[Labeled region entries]
____

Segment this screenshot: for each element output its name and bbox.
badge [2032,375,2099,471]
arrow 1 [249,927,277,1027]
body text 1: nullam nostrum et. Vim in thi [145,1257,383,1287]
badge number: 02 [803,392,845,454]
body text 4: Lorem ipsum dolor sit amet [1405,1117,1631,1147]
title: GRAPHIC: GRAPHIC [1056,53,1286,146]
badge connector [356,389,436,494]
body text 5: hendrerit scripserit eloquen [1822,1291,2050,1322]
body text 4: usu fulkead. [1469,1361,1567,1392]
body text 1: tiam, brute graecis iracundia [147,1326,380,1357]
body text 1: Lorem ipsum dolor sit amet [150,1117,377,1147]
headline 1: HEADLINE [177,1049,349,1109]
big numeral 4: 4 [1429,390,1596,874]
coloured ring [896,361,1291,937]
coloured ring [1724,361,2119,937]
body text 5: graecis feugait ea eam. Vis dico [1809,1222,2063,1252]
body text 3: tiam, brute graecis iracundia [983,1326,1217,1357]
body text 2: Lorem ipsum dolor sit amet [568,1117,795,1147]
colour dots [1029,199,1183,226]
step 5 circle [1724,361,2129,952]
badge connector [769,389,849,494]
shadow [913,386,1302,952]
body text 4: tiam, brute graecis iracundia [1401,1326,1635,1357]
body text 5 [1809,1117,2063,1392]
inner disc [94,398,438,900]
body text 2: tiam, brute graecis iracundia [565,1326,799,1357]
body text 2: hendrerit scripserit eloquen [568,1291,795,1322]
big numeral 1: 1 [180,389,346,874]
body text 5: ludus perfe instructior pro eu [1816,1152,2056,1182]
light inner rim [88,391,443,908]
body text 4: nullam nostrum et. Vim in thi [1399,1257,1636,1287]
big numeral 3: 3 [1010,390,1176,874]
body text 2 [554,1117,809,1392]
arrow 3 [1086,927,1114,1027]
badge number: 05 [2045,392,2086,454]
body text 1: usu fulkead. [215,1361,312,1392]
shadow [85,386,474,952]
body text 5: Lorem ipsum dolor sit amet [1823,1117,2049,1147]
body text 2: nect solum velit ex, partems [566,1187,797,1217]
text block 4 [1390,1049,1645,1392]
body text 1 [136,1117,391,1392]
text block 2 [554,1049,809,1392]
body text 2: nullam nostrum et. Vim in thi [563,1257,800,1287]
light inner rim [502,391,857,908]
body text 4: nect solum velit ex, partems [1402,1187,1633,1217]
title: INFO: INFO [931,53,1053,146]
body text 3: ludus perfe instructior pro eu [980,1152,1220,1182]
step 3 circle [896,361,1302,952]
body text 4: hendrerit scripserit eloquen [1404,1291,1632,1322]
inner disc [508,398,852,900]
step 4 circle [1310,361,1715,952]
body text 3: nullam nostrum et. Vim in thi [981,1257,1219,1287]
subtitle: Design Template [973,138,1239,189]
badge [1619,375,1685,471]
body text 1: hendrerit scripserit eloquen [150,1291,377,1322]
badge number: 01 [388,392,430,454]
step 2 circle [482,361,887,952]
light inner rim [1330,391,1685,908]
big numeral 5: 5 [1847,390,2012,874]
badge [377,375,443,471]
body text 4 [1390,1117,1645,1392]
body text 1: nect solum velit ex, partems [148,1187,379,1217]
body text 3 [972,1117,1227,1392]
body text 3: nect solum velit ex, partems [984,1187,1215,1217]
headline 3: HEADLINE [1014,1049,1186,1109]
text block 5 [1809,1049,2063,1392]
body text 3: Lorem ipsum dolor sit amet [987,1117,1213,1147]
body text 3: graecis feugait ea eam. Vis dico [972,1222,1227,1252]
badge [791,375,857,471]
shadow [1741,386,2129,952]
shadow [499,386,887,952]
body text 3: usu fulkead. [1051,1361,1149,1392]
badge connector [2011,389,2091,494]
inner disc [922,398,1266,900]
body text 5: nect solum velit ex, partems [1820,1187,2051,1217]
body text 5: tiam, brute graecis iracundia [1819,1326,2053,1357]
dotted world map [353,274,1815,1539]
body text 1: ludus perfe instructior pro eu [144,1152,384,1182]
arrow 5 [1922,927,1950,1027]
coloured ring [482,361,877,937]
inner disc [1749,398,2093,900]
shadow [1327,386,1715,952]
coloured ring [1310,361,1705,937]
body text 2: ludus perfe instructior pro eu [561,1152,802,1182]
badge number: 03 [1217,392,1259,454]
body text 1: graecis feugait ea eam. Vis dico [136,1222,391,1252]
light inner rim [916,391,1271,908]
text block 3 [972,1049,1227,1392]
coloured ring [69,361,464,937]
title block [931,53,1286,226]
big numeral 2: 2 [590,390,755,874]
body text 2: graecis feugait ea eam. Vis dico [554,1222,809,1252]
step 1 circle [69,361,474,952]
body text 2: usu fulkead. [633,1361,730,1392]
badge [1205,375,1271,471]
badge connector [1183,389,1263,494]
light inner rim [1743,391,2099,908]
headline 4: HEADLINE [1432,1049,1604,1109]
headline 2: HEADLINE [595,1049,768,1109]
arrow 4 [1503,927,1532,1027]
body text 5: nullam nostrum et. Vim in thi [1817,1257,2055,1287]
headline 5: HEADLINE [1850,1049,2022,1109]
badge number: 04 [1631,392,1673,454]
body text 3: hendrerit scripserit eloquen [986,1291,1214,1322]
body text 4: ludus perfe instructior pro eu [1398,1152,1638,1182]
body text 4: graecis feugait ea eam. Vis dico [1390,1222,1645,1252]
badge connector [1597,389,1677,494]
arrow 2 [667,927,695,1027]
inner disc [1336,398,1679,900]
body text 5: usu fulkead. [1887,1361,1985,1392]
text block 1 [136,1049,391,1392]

____

To do:
Print all of the entries above again, line for line, with nothing changed.

Correct response:
Segment this screenshot: for each element output its name and bbox.
badge [2032,375,2099,471]
arrow 1 [249,927,277,1027]
body text 1: nullam nostrum et. Vim in thi [145,1257,383,1287]
badge number: 02 [803,392,845,454]
body text 4: Lorem ipsum dolor sit amet [1405,1117,1631,1147]
title: GRAPHIC: GRAPHIC [1056,53,1286,146]
badge connector [356,389,436,494]
body text 5: hendrerit scripserit eloquen [1822,1291,2050,1322]
body text 4: usu fulkead. [1469,1361,1567,1392]
body text 1: tiam, brute graecis iracundia [147,1326,380,1357]
body text 1: Lorem ipsum dolor sit amet [150,1117,377,1147]
headline 1: HEADLINE [177,1049,349,1109]
big numeral 4: 4 [1429,390,1596,874]
coloured ring [896,361,1291,937]
coloured ring [1724,361,2119,937]
body text 5: graecis feugait ea eam. Vis dico [1809,1222,2063,1252]
body text 3: tiam, brute graecis iracundia [983,1326,1217,1357]
body text 2: Lorem ipsum dolor sit amet [568,1117,795,1147]
colour dots [1029,199,1183,226]
step 5 circle [1724,361,2129,952]
badge connector [769,389,849,494]
shadow [913,386,1302,952]
body text 4: tiam, brute graecis iracundia [1401,1326,1635,1357]
body text 5 [1809,1117,2063,1392]
inner disc [94,398,438,900]
body text 2: tiam, brute graecis iracundia [565,1326,799,1357]
body text 2: hendrerit scripserit eloquen [568,1291,795,1322]
big numeral 1: 1 [180,389,346,874]
body text 5: ludus perfe instructior pro eu [1816,1152,2056,1182]
light inner rim [88,391,443,908]
body text 4: nullam nostrum et. Vim in thi [1399,1257,1636,1287]
big numeral 3: 3 [1010,390,1176,874]
body text 2 [554,1117,809,1392]
arrow 3 [1086,927,1114,1027]
badge number: 05 [2045,392,2086,454]
body text 1: usu fulkead. [215,1361,312,1392]
shadow [85,386,474,952]
body text 5: Lorem ipsum dolor sit amet [1823,1117,2049,1147]
body text 2: nect solum velit ex, partems [566,1187,797,1217]
text block 4 [1390,1049,1645,1392]
body text 1 [136,1117,391,1392]
text block 2 [554,1049,809,1392]
body text 2: nullam nostrum et. Vim in thi [563,1257,800,1287]
light inner rim [502,391,857,908]
body text 4: nect solum velit ex, partems [1402,1187,1633,1217]
title: INFO: INFO [931,53,1053,146]
body text 3: ludus perfe instructior pro eu [980,1152,1220,1182]
step 3 circle [896,361,1302,952]
body text 4: hendrerit scripserit eloquen [1404,1291,1632,1322]
inner disc [508,398,852,900]
step 4 circle [1310,361,1715,952]
body text 3: nullam nostrum et. Vim in thi [981,1257,1219,1287]
subtitle: Design Template [973,138,1239,189]
badge [1619,375,1685,471]
body text 1: hendrerit scripserit eloquen [150,1291,377,1322]
badge number: 01 [388,392,430,454]
step 2 circle [482,361,887,952]
light inner rim [1330,391,1685,908]
big numeral 5: 5 [1847,390,2012,874]
badge [377,375,443,471]
body text 4 [1390,1117,1645,1392]
body text 1: nect solum velit ex, partems [148,1187,379,1217]
body text 3 [972,1117,1227,1392]
body text 3: nect solum velit ex, partems [984,1187,1215,1217]
headline 3: HEADLINE [1014,1049,1186,1109]
text block 5 [1809,1049,2063,1392]
body text 3: Lorem ipsum dolor sit amet [987,1117,1213,1147]
body text 3: graecis feugait ea eam. Vis dico [972,1222,1227,1252]
badge [791,375,857,471]
shadow [1741,386,2129,952]
shadow [499,386,887,952]
body text 3: usu fulkead. [1051,1361,1149,1392]
badge connector [2011,389,2091,494]
inner disc [922,398,1266,900]
body text 5: nect solum velit ex, partems [1820,1187,2051,1217]
body text 5: tiam, brute graecis iracundia [1819,1326,2053,1357]
dotted world map [353,274,1815,1539]
body text 1: ludus perfe instructior pro eu [144,1152,384,1182]
arrow 5 [1922,927,1950,1027]
coloured ring [482,361,877,937]
inner disc [1749,398,2093,900]
shadow [1327,386,1715,952]
coloured ring [1310,361,1705,937]
body text 2: ludus perfe instructior pro eu [561,1152,802,1182]
badge number: 03 [1217,392,1259,454]
body text 1: graecis feugait ea eam. Vis dico [136,1222,391,1252]
light inner rim [916,391,1271,908]
text block 3 [972,1049,1227,1392]
coloured ring [69,361,464,937]
title block [931,53,1286,226]
big numeral 2: 2 [590,390,755,874]
body text 2: graecis feugait ea eam. Vis dico [554,1222,809,1252]
step 1 circle [69,361,474,952]
body text 2: usu fulkead. [633,1361,730,1392]
badge [1205,375,1271,471]
badge connector [1183,389,1263,494]
light inner rim [1743,391,2099,908]
headline 4: HEADLINE [1432,1049,1604,1109]
headline 2: HEADLINE [595,1049,768,1109]
arrow 4 [1503,927,1532,1027]
body text 5: nullam nostrum et. Vim in thi [1817,1257,2055,1287]
headline 5: HEADLINE [1850,1049,2022,1109]
badge number: 04 [1631,392,1673,454]
body text 3: hendrerit scripserit eloquen [986,1291,1214,1322]
body text 4: ludus perfe instructior pro eu [1398,1152,1638,1182]
body text 4: graecis feugait ea eam. Vis dico [1390,1222,1645,1252]
badge connector [1597,389,1677,494]
arrow 2 [667,927,695,1027]
inner disc [1336,398,1679,900]
body text 5: usu fulkead. [1887,1361,1985,1392]
text block 1 [136,1049,391,1392]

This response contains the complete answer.